### EXERCISE DATA

--

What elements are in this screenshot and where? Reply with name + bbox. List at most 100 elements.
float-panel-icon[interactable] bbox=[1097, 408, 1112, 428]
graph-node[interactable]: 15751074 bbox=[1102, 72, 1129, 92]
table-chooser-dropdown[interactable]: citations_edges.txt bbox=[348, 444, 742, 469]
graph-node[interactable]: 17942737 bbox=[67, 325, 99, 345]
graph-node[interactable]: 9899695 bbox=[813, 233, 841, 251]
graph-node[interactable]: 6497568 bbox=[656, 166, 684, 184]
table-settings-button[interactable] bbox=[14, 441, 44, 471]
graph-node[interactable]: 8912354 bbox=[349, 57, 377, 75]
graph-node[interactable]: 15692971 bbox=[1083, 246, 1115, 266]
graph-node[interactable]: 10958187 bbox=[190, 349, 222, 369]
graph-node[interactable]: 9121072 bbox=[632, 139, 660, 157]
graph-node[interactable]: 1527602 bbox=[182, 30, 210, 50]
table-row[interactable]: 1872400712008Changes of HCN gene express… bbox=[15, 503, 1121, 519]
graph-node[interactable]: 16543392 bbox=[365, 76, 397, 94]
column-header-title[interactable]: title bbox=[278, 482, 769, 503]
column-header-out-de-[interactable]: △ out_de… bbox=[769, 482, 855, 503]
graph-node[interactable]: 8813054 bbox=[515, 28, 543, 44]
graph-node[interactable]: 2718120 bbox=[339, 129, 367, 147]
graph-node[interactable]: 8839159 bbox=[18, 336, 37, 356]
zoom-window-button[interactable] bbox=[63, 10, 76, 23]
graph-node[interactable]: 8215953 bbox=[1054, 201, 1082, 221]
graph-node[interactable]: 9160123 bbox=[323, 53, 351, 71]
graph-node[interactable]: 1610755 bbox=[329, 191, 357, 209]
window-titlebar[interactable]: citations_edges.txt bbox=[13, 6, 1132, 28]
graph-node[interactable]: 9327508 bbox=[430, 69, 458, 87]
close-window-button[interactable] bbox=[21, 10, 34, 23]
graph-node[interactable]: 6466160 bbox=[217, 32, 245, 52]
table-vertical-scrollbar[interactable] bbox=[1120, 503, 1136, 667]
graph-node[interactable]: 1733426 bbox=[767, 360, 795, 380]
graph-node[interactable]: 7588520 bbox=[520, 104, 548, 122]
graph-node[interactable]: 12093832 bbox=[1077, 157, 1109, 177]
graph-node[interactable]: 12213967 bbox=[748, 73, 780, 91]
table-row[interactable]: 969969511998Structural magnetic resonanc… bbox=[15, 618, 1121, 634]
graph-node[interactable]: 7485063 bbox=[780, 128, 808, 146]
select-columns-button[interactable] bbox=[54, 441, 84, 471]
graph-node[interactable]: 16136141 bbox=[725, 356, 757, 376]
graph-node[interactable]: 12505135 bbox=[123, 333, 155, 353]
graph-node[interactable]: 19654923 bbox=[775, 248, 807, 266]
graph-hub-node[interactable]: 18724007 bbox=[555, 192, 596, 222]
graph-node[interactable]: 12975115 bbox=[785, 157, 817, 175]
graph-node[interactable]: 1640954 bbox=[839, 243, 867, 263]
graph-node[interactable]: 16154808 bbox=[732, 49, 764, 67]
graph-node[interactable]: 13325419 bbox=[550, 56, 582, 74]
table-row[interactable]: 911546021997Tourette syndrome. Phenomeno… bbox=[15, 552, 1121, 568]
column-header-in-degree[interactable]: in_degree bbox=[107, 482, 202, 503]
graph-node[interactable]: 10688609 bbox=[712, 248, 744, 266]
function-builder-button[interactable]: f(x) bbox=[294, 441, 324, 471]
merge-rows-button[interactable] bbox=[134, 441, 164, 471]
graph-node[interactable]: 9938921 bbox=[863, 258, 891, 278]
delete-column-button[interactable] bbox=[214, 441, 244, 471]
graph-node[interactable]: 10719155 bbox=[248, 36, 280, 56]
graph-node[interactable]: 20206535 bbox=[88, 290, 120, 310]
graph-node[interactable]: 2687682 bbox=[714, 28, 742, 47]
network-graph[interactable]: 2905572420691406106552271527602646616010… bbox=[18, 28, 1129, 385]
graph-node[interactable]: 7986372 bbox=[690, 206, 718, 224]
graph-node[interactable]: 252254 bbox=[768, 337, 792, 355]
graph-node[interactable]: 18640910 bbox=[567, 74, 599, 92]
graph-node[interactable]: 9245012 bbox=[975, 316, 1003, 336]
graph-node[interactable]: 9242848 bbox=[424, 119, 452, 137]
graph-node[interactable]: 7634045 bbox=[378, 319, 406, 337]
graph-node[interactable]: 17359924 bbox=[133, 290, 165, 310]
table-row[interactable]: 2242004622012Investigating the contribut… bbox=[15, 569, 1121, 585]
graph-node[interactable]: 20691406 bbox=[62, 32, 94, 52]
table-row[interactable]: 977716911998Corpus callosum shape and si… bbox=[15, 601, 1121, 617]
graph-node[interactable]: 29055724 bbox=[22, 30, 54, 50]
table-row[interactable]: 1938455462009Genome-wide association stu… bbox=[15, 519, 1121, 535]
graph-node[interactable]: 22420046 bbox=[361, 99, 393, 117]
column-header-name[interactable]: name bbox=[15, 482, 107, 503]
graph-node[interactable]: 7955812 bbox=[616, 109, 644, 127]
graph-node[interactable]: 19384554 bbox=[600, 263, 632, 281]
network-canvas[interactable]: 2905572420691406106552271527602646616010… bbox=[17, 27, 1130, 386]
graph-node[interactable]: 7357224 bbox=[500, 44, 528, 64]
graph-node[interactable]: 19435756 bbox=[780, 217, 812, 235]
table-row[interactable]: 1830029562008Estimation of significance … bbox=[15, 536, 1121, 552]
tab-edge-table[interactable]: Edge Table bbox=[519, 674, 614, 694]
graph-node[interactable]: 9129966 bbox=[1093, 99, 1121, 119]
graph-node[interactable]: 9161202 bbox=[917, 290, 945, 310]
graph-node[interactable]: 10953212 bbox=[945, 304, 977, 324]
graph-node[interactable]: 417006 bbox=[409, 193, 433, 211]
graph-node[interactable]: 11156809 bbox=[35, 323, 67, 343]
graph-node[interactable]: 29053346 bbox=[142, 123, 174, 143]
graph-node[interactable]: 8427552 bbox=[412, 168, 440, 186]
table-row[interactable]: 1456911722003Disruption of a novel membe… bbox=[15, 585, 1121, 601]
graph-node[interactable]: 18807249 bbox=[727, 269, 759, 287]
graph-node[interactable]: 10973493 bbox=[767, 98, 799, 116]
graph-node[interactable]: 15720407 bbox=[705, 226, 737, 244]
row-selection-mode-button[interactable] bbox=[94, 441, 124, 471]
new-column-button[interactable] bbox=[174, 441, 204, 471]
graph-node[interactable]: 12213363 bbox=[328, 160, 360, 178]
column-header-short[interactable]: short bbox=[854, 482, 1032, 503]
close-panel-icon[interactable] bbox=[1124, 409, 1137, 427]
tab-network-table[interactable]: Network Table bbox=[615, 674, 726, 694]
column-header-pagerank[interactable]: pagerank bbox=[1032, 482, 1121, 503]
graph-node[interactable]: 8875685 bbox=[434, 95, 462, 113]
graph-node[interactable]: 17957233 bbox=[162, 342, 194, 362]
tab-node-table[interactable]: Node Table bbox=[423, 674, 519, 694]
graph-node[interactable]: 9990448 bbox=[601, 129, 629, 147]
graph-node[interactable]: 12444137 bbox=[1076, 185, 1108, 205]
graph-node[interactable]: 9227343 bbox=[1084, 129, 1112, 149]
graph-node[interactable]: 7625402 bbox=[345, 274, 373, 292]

--

### DESCRIPTION OF THE TASK
If a line above holds the word "panel", copy it.

### RESULT FOR THIS TASK
float-panel-icon[interactable] bbox=[1097, 408, 1112, 428]
close-panel-icon[interactable] bbox=[1124, 409, 1137, 427]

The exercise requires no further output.